* EXERCISE GOAL
Write out the listing below in full and exactly, leaving out every picture.

[SUPPLIED MATERIAL start]

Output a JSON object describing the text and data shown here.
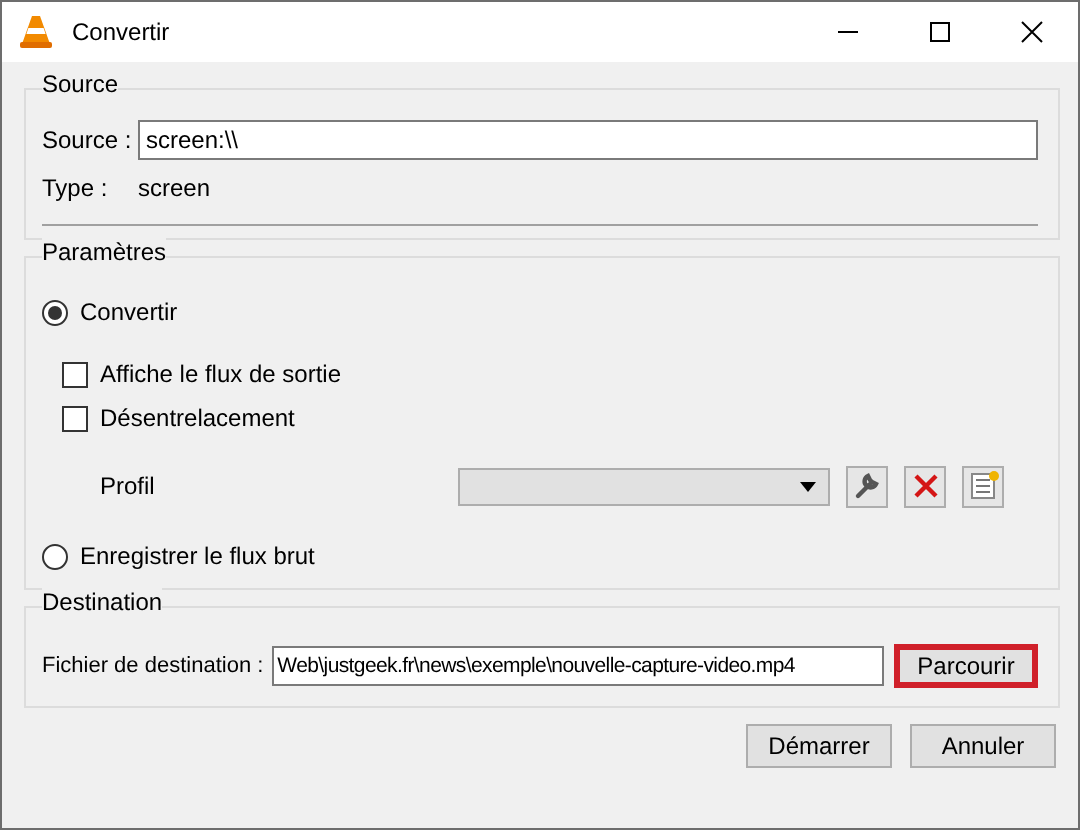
{
  "window": {
    "title": "Convertir"
  },
  "source": {
    "title": "Source",
    "source_label": "Source :",
    "source_value": "screen:\\\\",
    "type_label": "Type :",
    "type_value": "screen"
  },
  "parameters": {
    "title": "Paramètres",
    "convert": {
      "label": "Convertir",
      "selected": true
    },
    "checkboxes": [
      {
        "label": "Affiche le flux de sortie",
        "checked": false
      },
      {
        "label": "Désentrelacement",
        "checked": false
      }
    ],
    "profile": {
      "label": "Profil"
    },
    "raw": {
      "label": "Enregistrer le flux brut",
      "selected": false
    }
  },
  "destination": {
    "title": "Destination",
    "file_label": "Fichier de destination :",
    "file_value": "Web\\justgeek.fr\\news\\exemple\\nouvelle-capture-video.mp4",
    "browse": {
      "label": "Parcourir",
      "highlighted": true
    }
  },
  "buttons": [
    {
      "label": "Démarrer"
    },
    {
      "label": "Annuler"
    }
  ]
}
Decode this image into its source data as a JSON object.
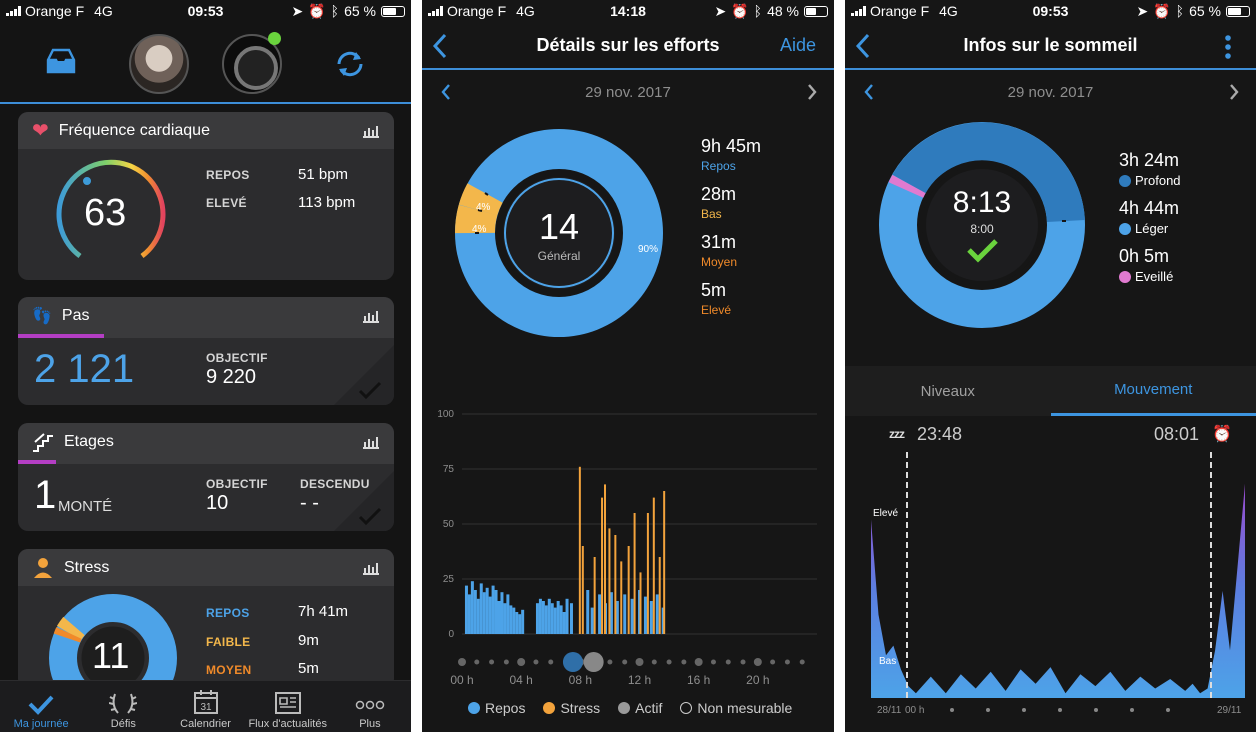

[SUPPLIED MATERIAL end]

* RESULT
Output a JSON object describing the text and data shown here.
{
  "window": {
    "title": "Convertir"
  },
  "source": {
    "title": "Source",
    "source_label": "Source :",
    "source_value": "screen:\\\\",
    "type_label": "Type :",
    "type_value": "screen"
  },
  "parameters": {
    "title": "Paramètres",
    "convert": {
      "label": "Convertir",
      "selected": true
    },
    "checkboxes": [
      {
        "label": "Affiche le flux de sortie",
        "checked": false
      },
      {
        "label": "Désentrelacement",
        "checked": false
      }
    ],
    "profile": {
      "label": "Profil"
    },
    "raw": {
      "label": "Enregistrer le flux brut",
      "selected": false
    }
  },
  "destination": {
    "title": "Destination",
    "file_label": "Fichier de destination :",
    "file_value": "Web\\justgeek.fr\\news\\exemple\\nouvelle-capture-video.mp4",
    "browse": {
      "label": "Parcourir",
      "highlighted": true
    }
  },
  "buttons": [
    {
      "label": "Démarrer"
    },
    {
      "label": "Annuler"
    }
  ]
}
Decode this image into its source data as a JSON object.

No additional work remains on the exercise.